Task objective:
Find all lines in the listing that include the word "rBGH", then copy them.
======== Task inputs ========
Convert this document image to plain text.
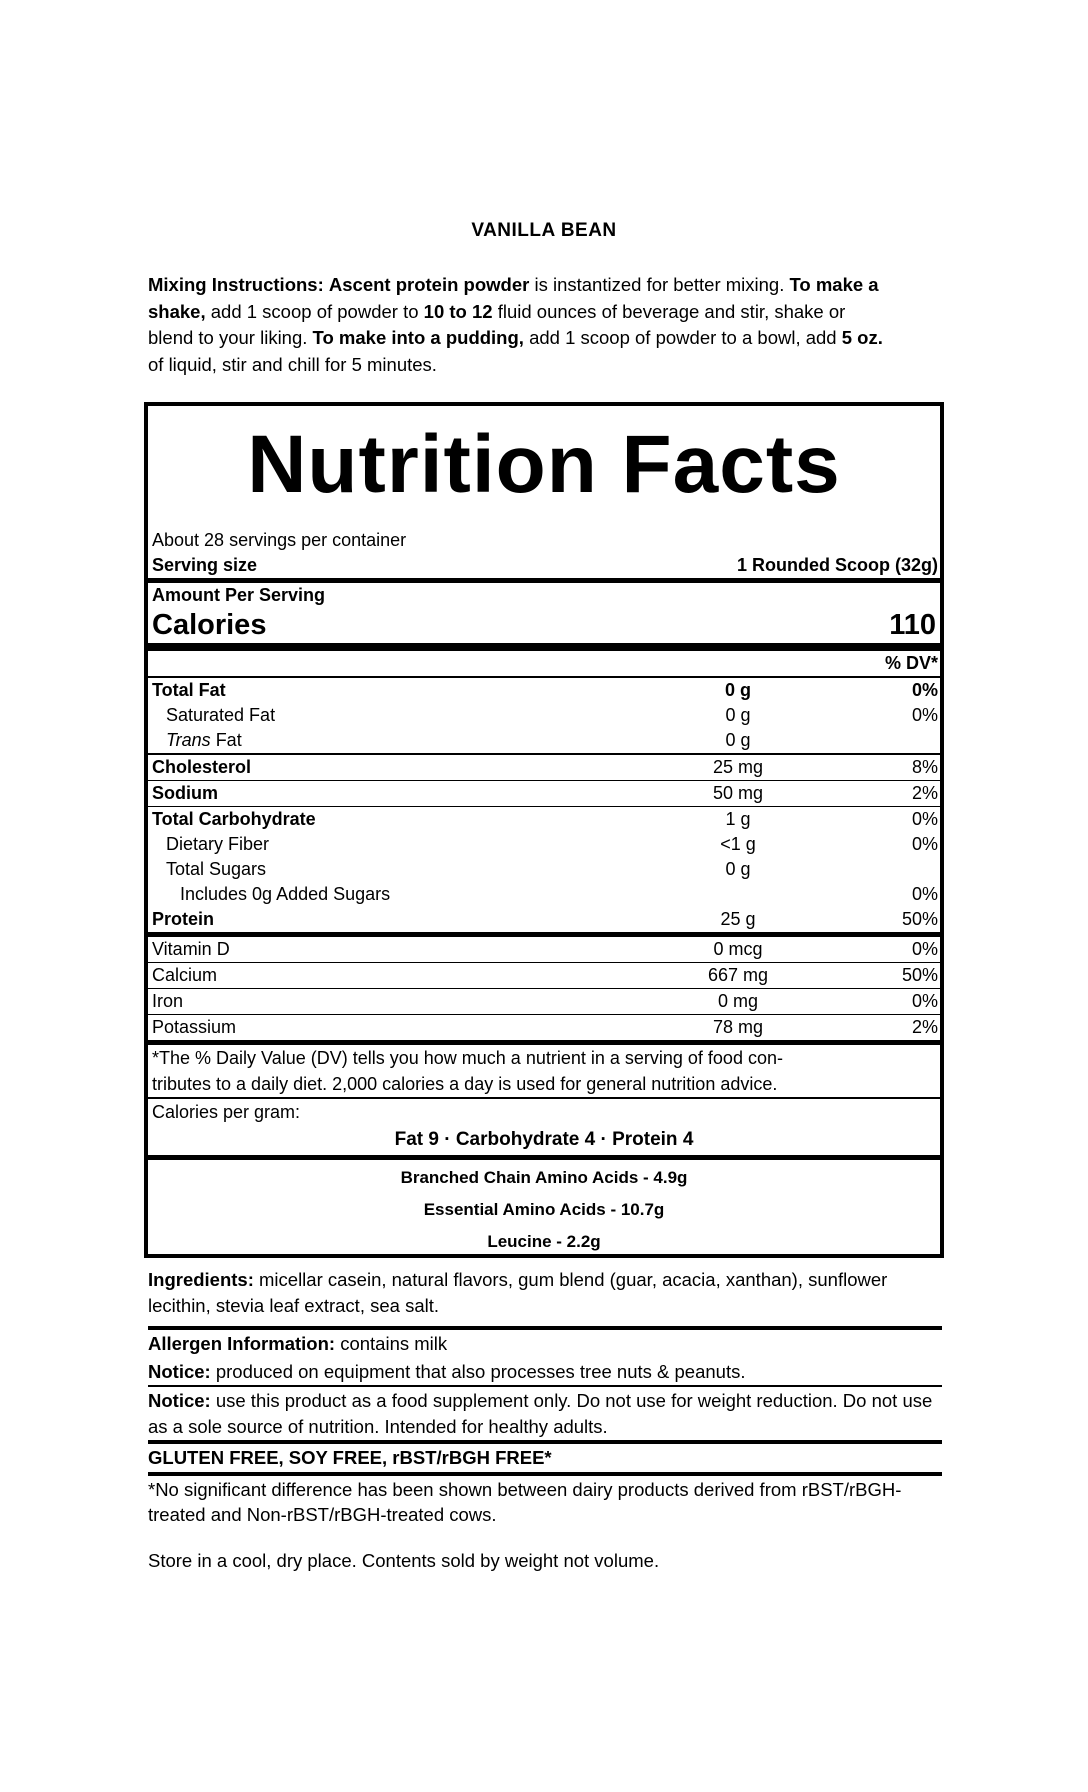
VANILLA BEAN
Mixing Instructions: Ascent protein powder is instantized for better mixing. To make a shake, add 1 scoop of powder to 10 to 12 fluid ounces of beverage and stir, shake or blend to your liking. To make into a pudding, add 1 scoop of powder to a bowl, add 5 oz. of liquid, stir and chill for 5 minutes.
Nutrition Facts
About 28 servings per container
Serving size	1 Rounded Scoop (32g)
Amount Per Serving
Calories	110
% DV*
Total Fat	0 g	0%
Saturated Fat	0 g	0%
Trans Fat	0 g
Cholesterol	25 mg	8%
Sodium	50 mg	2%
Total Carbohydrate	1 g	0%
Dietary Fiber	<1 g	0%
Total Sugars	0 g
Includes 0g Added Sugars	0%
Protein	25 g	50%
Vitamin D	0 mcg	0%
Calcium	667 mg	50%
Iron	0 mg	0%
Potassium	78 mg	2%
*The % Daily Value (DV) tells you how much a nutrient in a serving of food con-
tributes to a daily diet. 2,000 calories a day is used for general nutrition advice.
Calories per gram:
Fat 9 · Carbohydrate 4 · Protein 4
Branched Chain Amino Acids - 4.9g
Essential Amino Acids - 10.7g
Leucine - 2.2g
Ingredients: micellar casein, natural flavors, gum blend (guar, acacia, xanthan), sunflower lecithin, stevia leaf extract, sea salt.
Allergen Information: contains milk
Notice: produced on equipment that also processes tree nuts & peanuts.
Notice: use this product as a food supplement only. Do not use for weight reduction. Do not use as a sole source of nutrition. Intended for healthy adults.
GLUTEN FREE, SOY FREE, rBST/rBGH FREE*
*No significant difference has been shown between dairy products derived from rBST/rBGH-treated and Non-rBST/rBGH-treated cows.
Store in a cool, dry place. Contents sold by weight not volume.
========
Result of this exercise:
GLUTEN FREE, SOY FREE, rBST/rBGH FREE*
*No significant difference has been shown between dairy products derived from rBST/rBGH-treated and Non-rBST/rBGH-treated cows.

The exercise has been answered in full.